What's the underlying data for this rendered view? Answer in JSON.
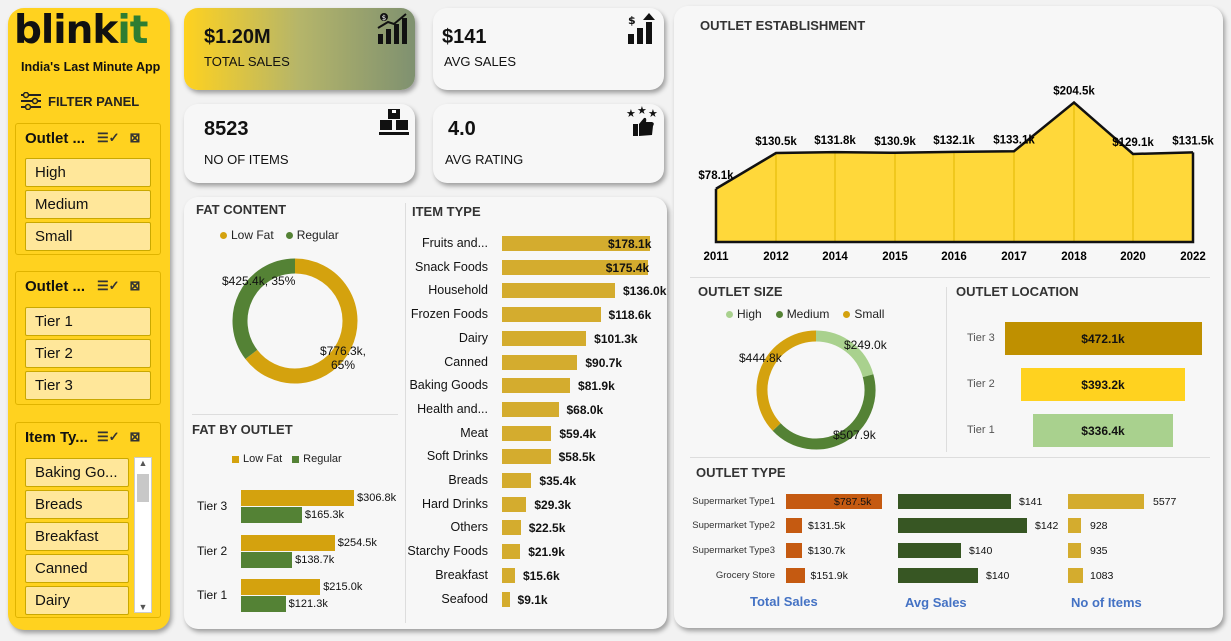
{
  "brand": {
    "logo_main": "blink",
    "logo_accent": "it",
    "tagline": "India's Last Minute App"
  },
  "filter_panel": {
    "title": "FILTER PANEL",
    "slicers": [
      {
        "title": "Outlet ...",
        "items": [
          "High",
          "Medium",
          "Small"
        ]
      },
      {
        "title": "Outlet ...",
        "items": [
          "Tier 1",
          "Tier 2",
          "Tier 3"
        ]
      },
      {
        "title": "Item Ty...",
        "items": [
          "Baking Go...",
          "Breads",
          "Breakfast",
          "Canned",
          "Dairy"
        ]
      }
    ]
  },
  "kpis": [
    {
      "value": "$1.20M",
      "label": "TOTAL SALES",
      "icon": "sales-chart-icon"
    },
    {
      "value": "$141",
      "label": "AVG SALES",
      "icon": "avg-sales-icon"
    },
    {
      "value": "8523",
      "label": "NO OF ITEMS",
      "icon": "items-boxes-icon"
    },
    {
      "value": "4.0",
      "label": "AVG RATING",
      "icon": "rating-thumbs-icon"
    }
  ],
  "colors": {
    "accent_yellow": "#ffd21f",
    "gold": "#d4a20e",
    "green": "#548235",
    "area_fill": "#ffd83a",
    "orange": "#c55a11",
    "dark_green": "#375623",
    "light_green": "#a9d18e"
  },
  "fat_content": {
    "title": "FAT CONTENT",
    "chart_data": {
      "type": "pie",
      "labels": [
        "Low Fat",
        "Regular"
      ],
      "values": [
        776.3,
        425.4
      ],
      "data_labels": [
        "$776.3k, 65%",
        "$425.4k, 35%"
      ]
    }
  },
  "fat_by_outlet": {
    "title": "FAT BY OUTLET",
    "chart_data": {
      "type": "bar",
      "categories": [
        "Tier 3",
        "Tier 2",
        "Tier 1"
      ],
      "series": [
        {
          "name": "Low Fat",
          "values": [
            306.8,
            254.5,
            215.0
          ],
          "labels": [
            "$306.8k",
            "$254.5k",
            "$215.0k"
          ]
        },
        {
          "name": "Regular",
          "values": [
            165.3,
            138.7,
            121.3
          ],
          "labels": [
            "$165.3k",
            "$138.7k",
            "$121.3k"
          ]
        }
      ]
    }
  },
  "item_type": {
    "title": "ITEM TYPE",
    "chart_data": {
      "type": "bar",
      "categories": [
        "Fruits and...",
        "Snack Foods",
        "Household",
        "Frozen Foods",
        "Dairy",
        "Canned",
        "Baking Goods",
        "Health and...",
        "Meat",
        "Soft Drinks",
        "Breads",
        "Hard Drinks",
        "Others",
        "Starchy Foods",
        "Breakfast",
        "Seafood"
      ],
      "values": [
        178.1,
        175.4,
        136.0,
        118.6,
        101.3,
        90.7,
        81.9,
        68.0,
        59.4,
        58.5,
        35.4,
        29.3,
        22.5,
        21.9,
        15.6,
        9.1
      ],
      "labels": [
        "$178.1k",
        "$175.4k",
        "$136.0k",
        "$118.6k",
        "$101.3k",
        "$90.7k",
        "$81.9k",
        "$68.0k",
        "$59.4k",
        "$58.5k",
        "$35.4k",
        "$29.3k",
        "$22.5k",
        "$21.9k",
        "$15.6k",
        "$9.1k"
      ]
    }
  },
  "outlet_establishment": {
    "title": "OUTLET ESTABLISHMENT",
    "chart_data": {
      "type": "area",
      "x": [
        "2011",
        "2012",
        "2014",
        "2015",
        "2016",
        "2017",
        "2018",
        "2020",
        "2022"
      ],
      "values": [
        78.1,
        130.5,
        131.8,
        130.9,
        132.1,
        133.1,
        204.5,
        129.1,
        131.5
      ],
      "labels": [
        "$78.1k",
        "$130.5k",
        "$131.8k",
        "$130.9k",
        "$132.1k",
        "$133.1k",
        "$204.5k",
        "$129.1k",
        "$131.5k"
      ]
    }
  },
  "outlet_size": {
    "title": "OUTLET SIZE",
    "chart_data": {
      "type": "pie",
      "labels": [
        "High",
        "Medium",
        "Small"
      ],
      "values": [
        249.0,
        507.9,
        444.8
      ],
      "data_labels": [
        "$249.0k",
        "$507.9k",
        "$444.8k"
      ]
    }
  },
  "outlet_location": {
    "title": "OUTLET LOCATION",
    "chart_data": {
      "type": "bar",
      "categories": [
        "Tier 3",
        "Tier 2",
        "Tier 1"
      ],
      "values": [
        472.1,
        393.2,
        336.4
      ],
      "labels": [
        "$472.1k",
        "$393.2k",
        "$336.4k"
      ]
    }
  },
  "outlet_type": {
    "title": "OUTLET TYPE",
    "chart_data": {
      "type": "bar",
      "categories": [
        "Supermarket Type1",
        "Supermarket Type2",
        "Supermarket Type3",
        "Grocery Store"
      ],
      "series": [
        {
          "name": "Total Sales",
          "values": [
            787.5,
            131.5,
            130.7,
            151.9
          ],
          "labels": [
            "$787.5k",
            "$131.5k",
            "$130.7k",
            "$151.9k"
          ]
        },
        {
          "name": "Avg Sales",
          "values": [
            141,
            142,
            140,
            140
          ],
          "labels": [
            "$141",
            "$142",
            "$140",
            "$140"
          ]
        },
        {
          "name": "No of Items",
          "values": [
            5577,
            928,
            935,
            1083
          ],
          "labels": [
            "5577",
            "928",
            "935",
            "1083"
          ]
        }
      ]
    }
  }
}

___

WHAT YOU WILL DO. Reproduce the material in full, word for word, and omit the pictures.

CORRECT RESPONSE.
What's the underlying data for this rendered view? Answer in JSON.
{
  "brand": {
    "logo_main": "blink",
    "logo_accent": "it",
    "tagline": "India's Last Minute App"
  },
  "filter_panel": {
    "title": "FILTER PANEL",
    "slicers": [
      {
        "title": "Outlet ...",
        "items": [
          "High",
          "Medium",
          "Small"
        ]
      },
      {
        "title": "Outlet ...",
        "items": [
          "Tier 1",
          "Tier 2",
          "Tier 3"
        ]
      },
      {
        "title": "Item Ty...",
        "items": [
          "Baking Go...",
          "Breads",
          "Breakfast",
          "Canned",
          "Dairy"
        ]
      }
    ]
  },
  "kpis": [
    {
      "value": "$1.20M",
      "label": "TOTAL SALES",
      "icon": "sales-chart-icon"
    },
    {
      "value": "$141",
      "label": "AVG SALES",
      "icon": "avg-sales-icon"
    },
    {
      "value": "8523",
      "label": "NO OF ITEMS",
      "icon": "items-boxes-icon"
    },
    {
      "value": "4.0",
      "label": "AVG RATING",
      "icon": "rating-thumbs-icon"
    }
  ],
  "colors": {
    "accent_yellow": "#ffd21f",
    "gold": "#d4a20e",
    "green": "#548235",
    "area_fill": "#ffd83a",
    "orange": "#c55a11",
    "dark_green": "#375623",
    "light_green": "#a9d18e"
  },
  "fat_content": {
    "title": "FAT CONTENT",
    "chart_data": {
      "type": "pie",
      "labels": [
        "Low Fat",
        "Regular"
      ],
      "values": [
        776.3,
        425.4
      ],
      "data_labels": [
        "$776.3k, 65%",
        "$425.4k, 35%"
      ]
    }
  },
  "fat_by_outlet": {
    "title": "FAT BY OUTLET",
    "chart_data": {
      "type": "bar",
      "categories": [
        "Tier 3",
        "Tier 2",
        "Tier 1"
      ],
      "series": [
        {
          "name": "Low Fat",
          "values": [
            306.8,
            254.5,
            215.0
          ],
          "labels": [
            "$306.8k",
            "$254.5k",
            "$215.0k"
          ]
        },
        {
          "name": "Regular",
          "values": [
            165.3,
            138.7,
            121.3
          ],
          "labels": [
            "$165.3k",
            "$138.7k",
            "$121.3k"
          ]
        }
      ]
    }
  },
  "item_type": {
    "title": "ITEM TYPE",
    "chart_data": {
      "type": "bar",
      "categories": [
        "Fruits and...",
        "Snack Foods",
        "Household",
        "Frozen Foods",
        "Dairy",
        "Canned",
        "Baking Goods",
        "Health and...",
        "Meat",
        "Soft Drinks",
        "Breads",
        "Hard Drinks",
        "Others",
        "Starchy Foods",
        "Breakfast",
        "Seafood"
      ],
      "values": [
        178.1,
        175.4,
        136.0,
        118.6,
        101.3,
        90.7,
        81.9,
        68.0,
        59.4,
        58.5,
        35.4,
        29.3,
        22.5,
        21.9,
        15.6,
        9.1
      ],
      "labels": [
        "$178.1k",
        "$175.4k",
        "$136.0k",
        "$118.6k",
        "$101.3k",
        "$90.7k",
        "$81.9k",
        "$68.0k",
        "$59.4k",
        "$58.5k",
        "$35.4k",
        "$29.3k",
        "$22.5k",
        "$21.9k",
        "$15.6k",
        "$9.1k"
      ]
    }
  },
  "outlet_establishment": {
    "title": "OUTLET ESTABLISHMENT",
    "chart_data": {
      "type": "area",
      "x": [
        "2011",
        "2012",
        "2014",
        "2015",
        "2016",
        "2017",
        "2018",
        "2020",
        "2022"
      ],
      "values": [
        78.1,
        130.5,
        131.8,
        130.9,
        132.1,
        133.1,
        204.5,
        129.1,
        131.5
      ],
      "labels": [
        "$78.1k",
        "$130.5k",
        "$131.8k",
        "$130.9k",
        "$132.1k",
        "$133.1k",
        "$204.5k",
        "$129.1k",
        "$131.5k"
      ]
    }
  },
  "outlet_size": {
    "title": "OUTLET SIZE",
    "chart_data": {
      "type": "pie",
      "labels": [
        "High",
        "Medium",
        "Small"
      ],
      "values": [
        249.0,
        507.9,
        444.8
      ],
      "data_labels": [
        "$249.0k",
        "$507.9k",
        "$444.8k"
      ]
    }
  },
  "outlet_location": {
    "title": "OUTLET LOCATION",
    "chart_data": {
      "type": "bar",
      "categories": [
        "Tier 3",
        "Tier 2",
        "Tier 1"
      ],
      "values": [
        472.1,
        393.2,
        336.4
      ],
      "labels": [
        "$472.1k",
        "$393.2k",
        "$336.4k"
      ]
    }
  },
  "outlet_type": {
    "title": "OUTLET TYPE",
    "chart_data": {
      "type": "bar",
      "categories": [
        "Supermarket Type1",
        "Supermarket Type2",
        "Supermarket Type3",
        "Grocery Store"
      ],
      "series": [
        {
          "name": "Total Sales",
          "values": [
            787.5,
            131.5,
            130.7,
            151.9
          ],
          "labels": [
            "$787.5k",
            "$131.5k",
            "$130.7k",
            "$151.9k"
          ]
        },
        {
          "name": "Avg Sales",
          "values": [
            141,
            142,
            140,
            140
          ],
          "labels": [
            "$141",
            "$142",
            "$140",
            "$140"
          ]
        },
        {
          "name": "No of Items",
          "values": [
            5577,
            928,
            935,
            1083
          ],
          "labels": [
            "5577",
            "928",
            "935",
            "1083"
          ]
        }
      ]
    }
  }
}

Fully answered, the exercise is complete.